Collected data entries:
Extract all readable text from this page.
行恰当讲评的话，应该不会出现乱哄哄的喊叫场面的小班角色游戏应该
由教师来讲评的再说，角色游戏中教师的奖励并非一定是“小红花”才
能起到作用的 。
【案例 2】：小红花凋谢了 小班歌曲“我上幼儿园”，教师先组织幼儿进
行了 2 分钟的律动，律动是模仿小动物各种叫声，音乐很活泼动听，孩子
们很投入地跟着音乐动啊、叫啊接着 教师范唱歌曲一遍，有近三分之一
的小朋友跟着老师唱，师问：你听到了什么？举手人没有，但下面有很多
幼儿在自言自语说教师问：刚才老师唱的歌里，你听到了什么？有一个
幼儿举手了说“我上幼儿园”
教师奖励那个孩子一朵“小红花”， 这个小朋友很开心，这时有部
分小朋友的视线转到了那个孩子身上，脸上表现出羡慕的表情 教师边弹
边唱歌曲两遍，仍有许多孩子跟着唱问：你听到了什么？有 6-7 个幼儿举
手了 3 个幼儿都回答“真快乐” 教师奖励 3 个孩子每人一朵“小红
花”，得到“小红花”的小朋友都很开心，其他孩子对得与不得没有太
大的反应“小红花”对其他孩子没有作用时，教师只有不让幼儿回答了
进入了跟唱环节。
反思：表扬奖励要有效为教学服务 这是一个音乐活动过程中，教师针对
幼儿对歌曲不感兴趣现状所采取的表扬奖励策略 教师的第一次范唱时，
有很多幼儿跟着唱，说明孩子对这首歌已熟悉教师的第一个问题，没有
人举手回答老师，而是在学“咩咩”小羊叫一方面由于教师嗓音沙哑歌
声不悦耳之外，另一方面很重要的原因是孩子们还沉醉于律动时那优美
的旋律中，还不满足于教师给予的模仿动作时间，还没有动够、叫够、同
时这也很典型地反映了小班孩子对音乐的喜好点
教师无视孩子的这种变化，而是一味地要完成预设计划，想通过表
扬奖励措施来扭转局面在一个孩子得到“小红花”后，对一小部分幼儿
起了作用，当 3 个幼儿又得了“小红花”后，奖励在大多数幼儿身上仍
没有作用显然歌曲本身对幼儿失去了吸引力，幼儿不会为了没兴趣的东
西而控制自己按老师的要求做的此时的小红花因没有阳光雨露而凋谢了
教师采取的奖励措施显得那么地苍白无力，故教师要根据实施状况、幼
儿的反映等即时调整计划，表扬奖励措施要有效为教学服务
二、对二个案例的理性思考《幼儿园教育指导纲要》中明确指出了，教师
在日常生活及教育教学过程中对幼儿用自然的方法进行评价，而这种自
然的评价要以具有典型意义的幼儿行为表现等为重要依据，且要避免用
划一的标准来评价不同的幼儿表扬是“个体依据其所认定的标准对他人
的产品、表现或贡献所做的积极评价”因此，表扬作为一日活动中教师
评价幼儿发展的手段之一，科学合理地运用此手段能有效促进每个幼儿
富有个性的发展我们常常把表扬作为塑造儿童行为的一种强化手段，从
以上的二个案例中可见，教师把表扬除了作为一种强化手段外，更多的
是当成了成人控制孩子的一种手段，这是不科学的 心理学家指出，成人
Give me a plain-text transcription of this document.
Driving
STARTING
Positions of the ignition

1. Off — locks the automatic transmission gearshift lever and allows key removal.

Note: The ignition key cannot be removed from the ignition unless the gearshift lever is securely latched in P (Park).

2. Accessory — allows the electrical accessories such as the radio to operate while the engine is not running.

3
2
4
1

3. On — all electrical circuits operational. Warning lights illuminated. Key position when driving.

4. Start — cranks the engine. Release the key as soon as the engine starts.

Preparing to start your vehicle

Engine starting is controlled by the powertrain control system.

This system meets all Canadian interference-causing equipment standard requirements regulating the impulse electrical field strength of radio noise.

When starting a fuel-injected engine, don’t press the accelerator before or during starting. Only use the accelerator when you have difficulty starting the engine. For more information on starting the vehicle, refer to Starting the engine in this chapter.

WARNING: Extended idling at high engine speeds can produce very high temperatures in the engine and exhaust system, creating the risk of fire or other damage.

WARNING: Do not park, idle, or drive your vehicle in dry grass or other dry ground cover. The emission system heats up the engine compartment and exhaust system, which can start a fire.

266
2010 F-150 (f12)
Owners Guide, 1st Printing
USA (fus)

TASK GOAL -> Retype all the records, matching them exactly.

FINISHED ANSWER ->
Extract all readable text from this page.
行恰当讲评的话，应该不会出现乱哄哄的喊叫场面的小班角色游戏应该
由教师来讲评的再说，角色游戏中教师的奖励并非一定是“小红花”才
能起到作用的 。
【案例 2】：小红花凋谢了 小班歌曲“我上幼儿园”，教师先组织幼儿进
行了 2 分钟的律动，律动是模仿小动物各种叫声，音乐很活泼动听，孩子
们很投入地跟着音乐动啊、叫啊接着 教师范唱歌曲一遍，有近三分之一
的小朋友跟着老师唱，师问：你听到了什么？举手人没有，但下面有很多
幼儿在自言自语说教师问：刚才老师唱的歌里，你听到了什么？有一个
幼儿举手了说“我上幼儿园”
教师奖励那个孩子一朵“小红花”， 这个小朋友很开心，这时有部
分小朋友的视线转到了那个孩子身上，脸上表现出羡慕的表情 教师边弹
边唱歌曲两遍，仍有许多孩子跟着唱问：你听到了什么？有 6-7 个幼儿举
手了 3 个幼儿都回答“真快乐” 教师奖励 3 个孩子每人一朵“小红
花”，得到“小红花”的小朋友都很开心，其他孩子对得与不得没有太
大的反应“小红花”对其他孩子没有作用时，教师只有不让幼儿回答了
进入了跟唱环节。
反思：表扬奖励要有效为教学服务 这是一个音乐活动过程中，教师针对
幼儿对歌曲不感兴趣现状所采取的表扬奖励策略 教师的第一次范唱时，
有很多幼儿跟着唱，说明孩子对这首歌已熟悉教师的第一个问题，没有
人举手回答老师，而是在学“咩咩”小羊叫一方面由于教师嗓音沙哑歌
声不悦耳之外，另一方面很重要的原因是孩子们还沉醉于律动时那优美
的旋律中，还不满足于教师给予的模仿动作时间，还没有动够、叫够、同
时这也很典型地反映了小班孩子对音乐的喜好点
教师无视孩子的这种变化，而是一味地要完成预设计划，想通过表
扬奖励措施来扭转局面在一个孩子得到“小红花”后，对一小部分幼儿
起了作用，当 3 个幼儿又得了“小红花”后，奖励在大多数幼儿身上仍
没有作用显然歌曲本身对幼儿失去了吸引力，幼儿不会为了没兴趣的东
西而控制自己按老师的要求做的此时的小红花因没有阳光雨露而凋谢了
教师采取的奖励措施显得那么地苍白无力，故教师要根据实施状况、幼
儿的反映等即时调整计划，表扬奖励措施要有效为教学服务
二、对二个案例的理性思考《幼儿园教育指导纲要》中明确指出了，教师
在日常生活及教育教学过程中对幼儿用自然的方法进行评价，而这种自
然的评价要以具有典型意义的幼儿行为表现等为重要依据，且要避免用
划一的标准来评价不同的幼儿表扬是“个体依据其所认定的标准对他人
的产品、表现或贡献所做的积极评价”因此，表扬作为一日活动中教师
评价幼儿发展的手段之一，科学合理地运用此手段能有效促进每个幼儿
富有个性的发展我们常常把表扬作为塑造儿童行为的一种强化手段，从
以上的二个案例中可见，教师把表扬除了作为一种强化手段外，更多的
是当成了成人控制孩子的一种手段，这是不科学的 心理学家指出，成人
Give me a plain-text transcription of this document.
Driving
STARTING
Positions of the ignition

1. Off — locks the automatic transmission gearshift lever and allows key removal.

Note: The ignition key cannot be removed from the ignition unless the gearshift lever is securely latched in P (Park).

2. Accessory — allows the electrical accessories such as the radio to operate while the engine is not running.

3
2
4
1

3. On — all electrical circuits operational. Warning lights illuminated. Key position when driving.

4. Start — cranks the engine. Release the key as soon as the engine starts.

Preparing to start your vehicle

Engine starting is controlled by the powertrain control system.

This system meets all Canadian interference-causing equipment standard requirements regulating the impulse electrical field strength of radio noise.

When starting a fuel-injected engine, don’t press the accelerator before or during starting. Only use the accelerator when you have difficulty starting the engine. For more information on starting the vehicle, refer to Starting the engine in this chapter.

WARNING: Extended idling at high engine speeds can produce very high temperatures in the engine and exhaust system, creating the risk of fire or other damage.

WARNING: Do not park, idle, or drive your vehicle in dry grass or other dry ground cover. The emission system heats up the engine compartment and exhaust system, which can start a fire.

266
2010 F-150 (f12)
Owners Guide, 1st Printing
USA (fus)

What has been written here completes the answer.